EXERCISE DESCRIPTION -> Every record below should be retyped exactly, and no picture should appear in the copy.

Dataset entries for page text ->
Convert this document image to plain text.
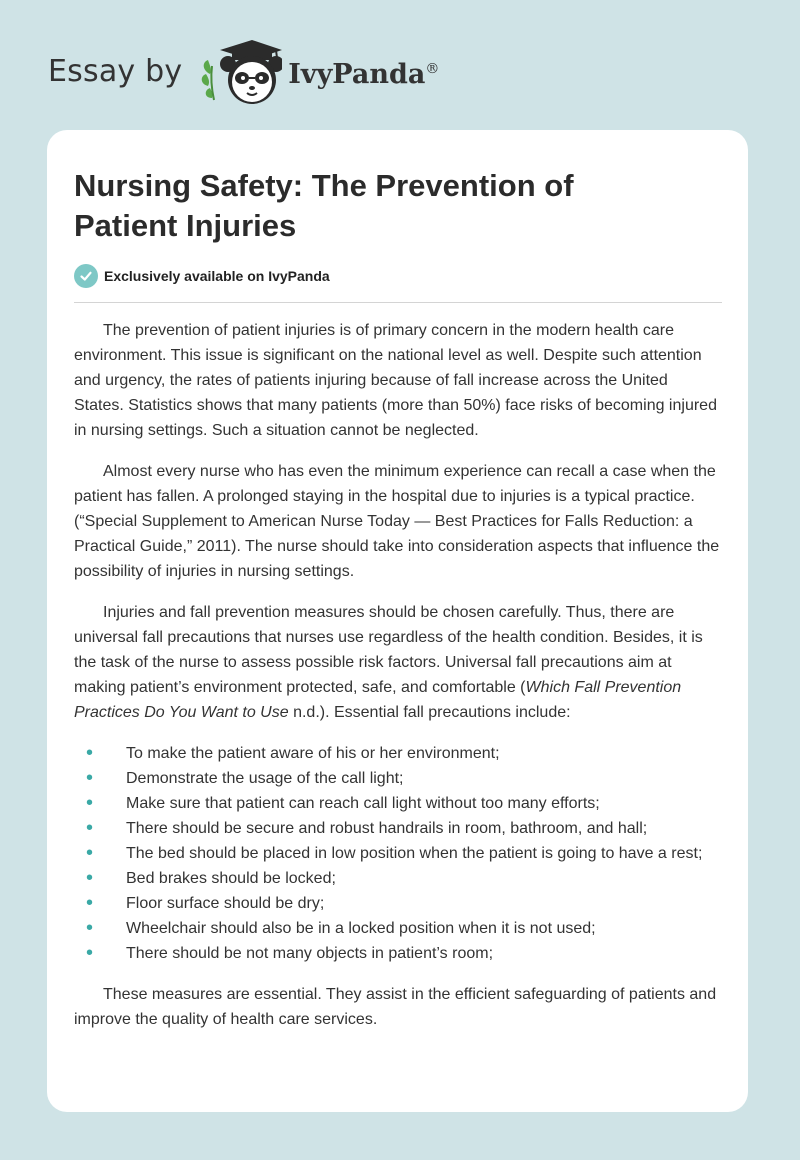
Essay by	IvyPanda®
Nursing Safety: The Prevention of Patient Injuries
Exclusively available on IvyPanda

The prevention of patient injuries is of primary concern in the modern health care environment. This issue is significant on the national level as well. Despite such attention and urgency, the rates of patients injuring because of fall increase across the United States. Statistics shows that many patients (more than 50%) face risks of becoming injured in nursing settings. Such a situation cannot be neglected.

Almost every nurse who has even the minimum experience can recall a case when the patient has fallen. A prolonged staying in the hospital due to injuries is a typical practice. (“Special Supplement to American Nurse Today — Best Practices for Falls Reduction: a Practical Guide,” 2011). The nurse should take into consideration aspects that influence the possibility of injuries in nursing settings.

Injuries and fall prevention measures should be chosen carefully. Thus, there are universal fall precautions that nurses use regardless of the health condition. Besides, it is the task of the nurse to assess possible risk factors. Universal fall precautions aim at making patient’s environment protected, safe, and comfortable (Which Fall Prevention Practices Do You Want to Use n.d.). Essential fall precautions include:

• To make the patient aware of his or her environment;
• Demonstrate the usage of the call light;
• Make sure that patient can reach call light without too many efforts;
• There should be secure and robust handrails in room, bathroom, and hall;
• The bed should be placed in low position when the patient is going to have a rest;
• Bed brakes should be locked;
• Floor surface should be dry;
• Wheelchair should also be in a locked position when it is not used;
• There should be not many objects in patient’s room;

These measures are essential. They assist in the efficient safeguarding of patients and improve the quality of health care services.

FINAL ANSWER ->
Convert this document image to plain text.
Essay by	IvyPanda®
Nursing Safety: The Prevention of Patient Injuries
Exclusively available on IvyPanda

The prevention of patient injuries is of primary concern in the modern health care environment. This issue is significant on the national level as well. Despite such attention and urgency, the rates of patients injuring because of fall increase across the United States. Statistics shows that many patients (more than 50%) face risks of becoming injured in nursing settings. Such a situation cannot be neglected.

Almost every nurse who has even the minimum experience can recall a case when the patient has fallen. A prolonged staying in the hospital due to injuries is a typical practice. (“Special Supplement to American Nurse Today — Best Practices for Falls Reduction: a Practical Guide,” 2011). The nurse should take into consideration aspects that influence the possibility of injuries in nursing settings.

Injuries and fall prevention measures should be chosen carefully. Thus, there are universal fall precautions that nurses use regardless of the health condition. Besides, it is the task of the nurse to assess possible risk factors. Universal fall precautions aim at making patient’s environment protected, safe, and comfortable (Which Fall Prevention Practices Do You Want to Use n.d.). Essential fall precautions include:

• To make the patient aware of his or her environment;
• Demonstrate the usage of the call light;
• Make sure that patient can reach call light without too many efforts;
• There should be secure and robust handrails in room, bathroom, and hall;
• The bed should be placed in low position when the patient is going to have a rest;
• Bed brakes should be locked;
• Floor surface should be dry;
• Wheelchair should also be in a locked position when it is not used;
• There should be not many objects in patient’s room;

These measures are essential. They assist in the efficient safeguarding of patients and improve the quality of health care services.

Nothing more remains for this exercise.